§ GIVEN EXERCISE:
Count every line that has "创建选区" in it and give the total, nothing more.
————
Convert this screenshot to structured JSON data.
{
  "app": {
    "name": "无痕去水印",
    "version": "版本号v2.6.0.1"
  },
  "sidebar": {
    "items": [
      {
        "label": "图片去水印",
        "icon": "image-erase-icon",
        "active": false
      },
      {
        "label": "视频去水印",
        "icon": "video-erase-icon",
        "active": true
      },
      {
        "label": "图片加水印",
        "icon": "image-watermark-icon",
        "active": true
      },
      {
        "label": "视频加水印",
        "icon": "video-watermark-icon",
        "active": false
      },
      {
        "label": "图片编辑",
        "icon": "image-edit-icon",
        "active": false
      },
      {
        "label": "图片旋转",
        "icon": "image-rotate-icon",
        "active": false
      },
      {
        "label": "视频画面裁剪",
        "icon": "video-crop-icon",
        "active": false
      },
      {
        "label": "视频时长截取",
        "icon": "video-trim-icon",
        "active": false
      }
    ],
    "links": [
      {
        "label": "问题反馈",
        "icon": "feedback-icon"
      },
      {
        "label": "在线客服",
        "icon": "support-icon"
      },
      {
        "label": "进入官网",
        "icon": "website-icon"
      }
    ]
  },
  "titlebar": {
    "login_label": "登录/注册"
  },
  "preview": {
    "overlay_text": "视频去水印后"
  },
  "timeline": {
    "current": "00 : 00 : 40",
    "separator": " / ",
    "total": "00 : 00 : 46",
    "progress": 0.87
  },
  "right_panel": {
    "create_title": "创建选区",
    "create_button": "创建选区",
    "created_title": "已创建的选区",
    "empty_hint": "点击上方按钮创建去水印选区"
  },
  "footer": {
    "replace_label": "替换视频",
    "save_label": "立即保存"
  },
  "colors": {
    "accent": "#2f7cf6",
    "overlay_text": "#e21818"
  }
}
————
§ OUTPUT OF THE EXERCISE:
2